BEGIN Data listing

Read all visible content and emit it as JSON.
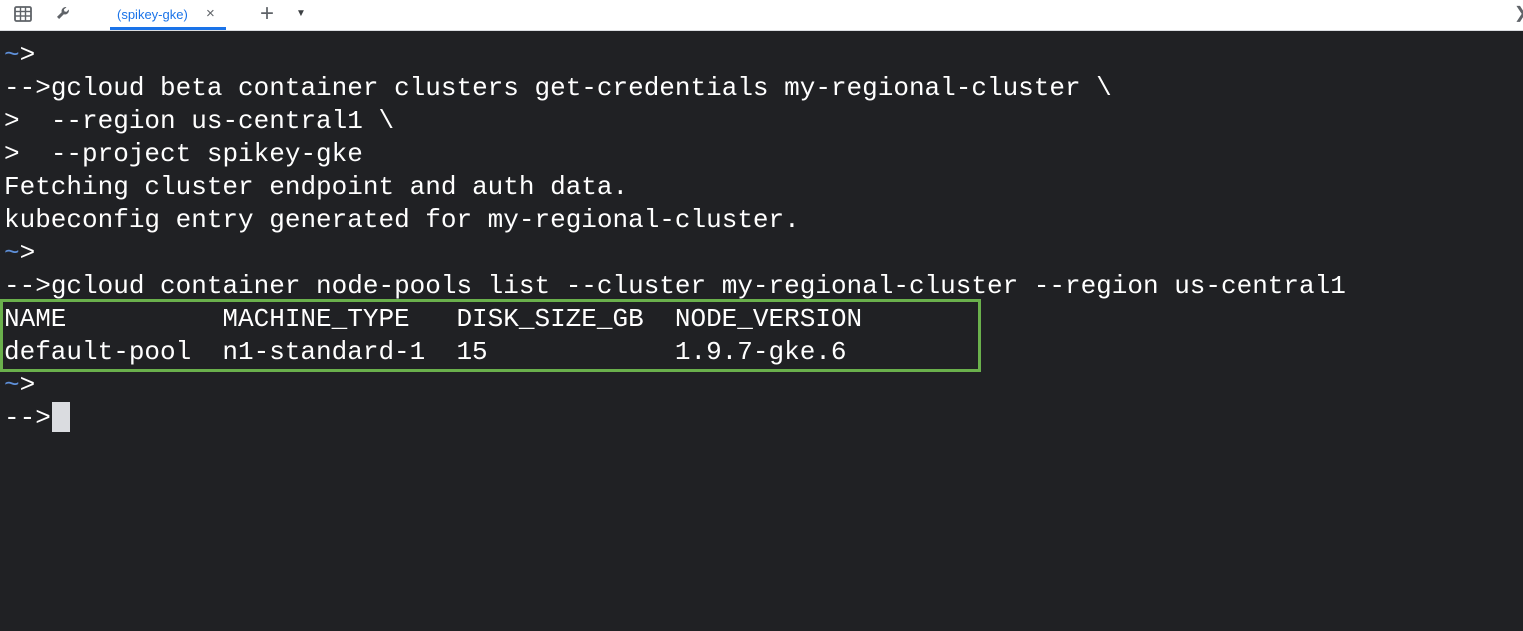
{
  "tabbar": {
    "left_icons": [
      "grid-icon",
      "wrench-icon"
    ],
    "active_tab": {
      "label": "(spikey-gke)",
      "close": "×"
    },
    "new_tab": "+",
    "menu_caret": "▼"
  },
  "terminal": {
    "prompt_marker": "~",
    "prompt_char": ">",
    "input_prefix": "-->",
    "continuation": ">",
    "commands": [
      "gcloud beta container clusters get-credentials my-regional-cluster \\",
      "  --region us-central1 \\",
      "  --project spikey-gke",
      "gcloud container node-pools list --cluster my-regional-cluster --region us-central1"
    ],
    "output": [
      "Fetching cluster endpoint and auth data.",
      "kubeconfig entry generated for my-regional-cluster."
    ],
    "table": {
      "columns": [
        "NAME",
        "MACHINE_TYPE",
        "DISK_SIZE_GB",
        "NODE_VERSION"
      ],
      "rows": [
        [
          "default-pool",
          "n1-standard-1",
          "15",
          "1.9.7-gke.6"
        ]
      ]
    }
  },
  "colors": {
    "background": "#202124",
    "text": "#ffffff",
    "prompt_tilde": "#5e8fd8",
    "highlight_border": "#6ab04c",
    "tab_accent": "#1a73e8"
  }
}
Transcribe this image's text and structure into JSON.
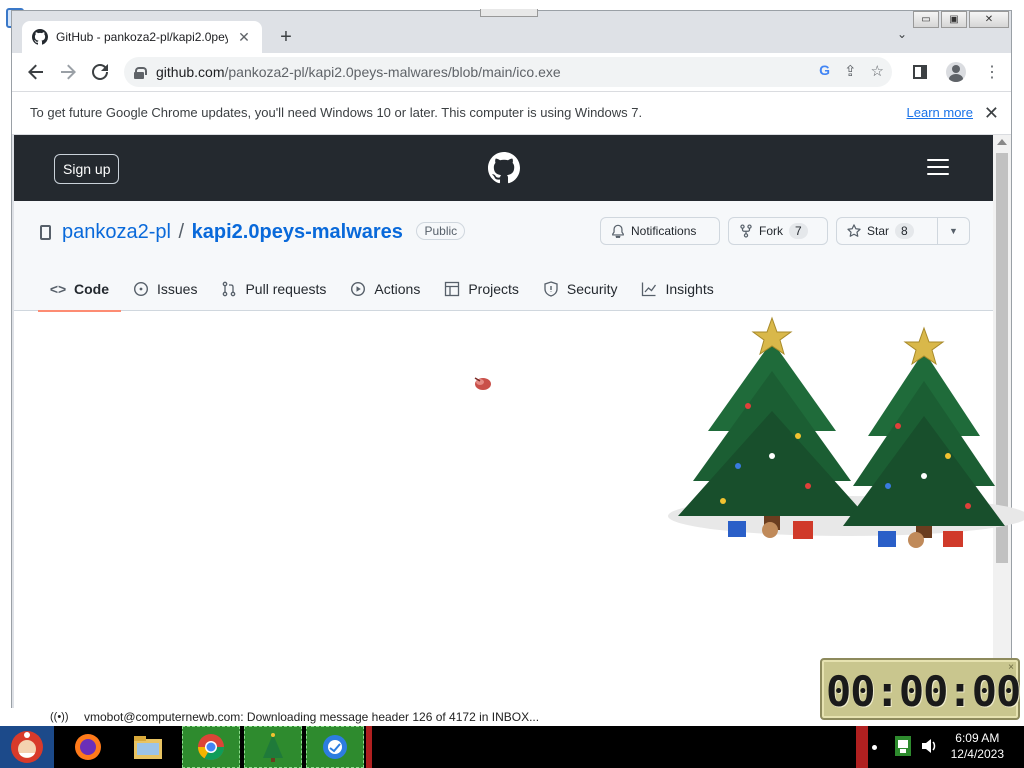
{
  "browser": {
    "tab_title": "GitHub - pankoza2-pl/kapi2.0peys-malwares",
    "url_host": "github.com",
    "url_path": "/pankoza2-pl/kapi2.0peys-malwares/blob/main/ico.exe",
    "window_controls": {
      "minimize": "▭",
      "restore": "▣",
      "close": "✕"
    },
    "new_tab": "+",
    "tab_close": "✕",
    "tab_search": "⌄"
  },
  "infobar": {
    "message": "To get future Google Chrome updates, you'll need Windows 10 or later. This computer is using Windows 7.",
    "learn_more": "Learn more",
    "close": "✕"
  },
  "github": {
    "signup_label": "Sign up",
    "owner": "pankoza2-pl",
    "separator": "/",
    "repo_name": "kapi2.0peys-malwares",
    "visibility": "Public",
    "notifications_label": "Notifications",
    "fork_label": "Fork",
    "fork_count": "7",
    "star_label": "Star",
    "star_count": "8",
    "nav": [
      {
        "label": "Code",
        "active": true
      },
      {
        "label": "Issues"
      },
      {
        "label": "Pull requests"
      },
      {
        "label": "Actions"
      },
      {
        "label": "Projects"
      },
      {
        "label": "Security"
      },
      {
        "label": "Insights"
      }
    ]
  },
  "status_bar": {
    "signal": "((•))",
    "message": "vmobot@computernewb.com: Downloading message header 126 of 4172 in INBOX..."
  },
  "timer": {
    "display": "00:00:00"
  },
  "taskbar": {
    "time": "6:09 AM",
    "date": "12/4/2023"
  },
  "colors": {
    "github_header": "#24292f",
    "link_blue": "#0969da",
    "active_tab_underline": "#fd8c73",
    "chrome_frame": "#dee1e6",
    "taskbar": "#000000"
  }
}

END Data listing

> **What the task requires**:
Copy out all of the data word for word. Do not carry over any picture.

> **Problem solution**:
Read all visible content and emit it as JSON.
{
  "tabbar": {
    "left_icons": [
      "grid-icon",
      "wrench-icon"
    ],
    "active_tab": {
      "label": "(spikey-gke)",
      "close": "×"
    },
    "new_tab": "+",
    "menu_caret": "▼"
  },
  "terminal": {
    "prompt_marker": "~",
    "prompt_char": ">",
    "input_prefix": "-->",
    "continuation": ">",
    "commands": [
      "gcloud beta container clusters get-credentials my-regional-cluster \\",
      "  --region us-central1 \\",
      "  --project spikey-gke",
      "gcloud container node-pools list --cluster my-regional-cluster --region us-central1"
    ],
    "output": [
      "Fetching cluster endpoint and auth data.",
      "kubeconfig entry generated for my-regional-cluster."
    ],
    "table": {
      "columns": [
        "NAME",
        "MACHINE_TYPE",
        "DISK_SIZE_GB",
        "NODE_VERSION"
      ],
      "rows": [
        [
          "default-pool",
          "n1-standard-1",
          "15",
          "1.9.7-gke.6"
        ]
      ]
    }
  },
  "colors": {
    "background": "#202124",
    "text": "#ffffff",
    "prompt_tilde": "#5e8fd8",
    "highlight_border": "#6ab04c",
    "tab_accent": "#1a73e8"
  }
}
Transcribe this image's text and structure into JSON.
{
  "browser": {
    "tab_title": "GitHub - pankoza2-pl/kapi2.0peys-malwares",
    "url_host": "github.com",
    "url_path": "/pankoza2-pl/kapi2.0peys-malwares/blob/main/ico.exe",
    "window_controls": {
      "minimize": "▭",
      "restore": "▣",
      "close": "✕"
    },
    "new_tab": "+",
    "tab_close": "✕",
    "tab_search": "⌄"
  },
  "infobar": {
    "message": "To get future Google Chrome updates, you'll need Windows 10 or later. This computer is using Windows 7.",
    "learn_more": "Learn more",
    "close": "✕"
  },
  "github": {
    "signup_label": "Sign up",
    "owner": "pankoza2-pl",
    "separator": "/",
    "repo_name": "kapi2.0peys-malwares",
    "visibility": "Public",
    "notifications_label": "Notifications",
    "fork_label": "Fork",
    "fork_count": "7",
    "star_label": "Star",
    "star_count": "8",
    "nav": [
      {
        "label": "Code",
        "active": true
      },
      {
        "label": "Issues"
      },
      {
        "label": "Pull requests"
      },
      {
        "label": "Actions"
      },
      {
        "label": "Projects"
      },
      {
        "label": "Security"
      },
      {
        "label": "Insights"
      }
    ]
  },
  "status_bar": {
    "signal": "((•))",
    "message": "vmobot@computernewb.com: Downloading message header 126 of 4172 in INBOX..."
  },
  "timer": {
    "display": "00:00:00"
  },
  "taskbar": {
    "time": "6:09 AM",
    "date": "12/4/2023"
  },
  "colors": {
    "github_header": "#24292f",
    "link_blue": "#0969da",
    "active_tab_underline": "#fd8c73",
    "chrome_frame": "#dee1e6",
    "taskbar": "#000000"
  }
}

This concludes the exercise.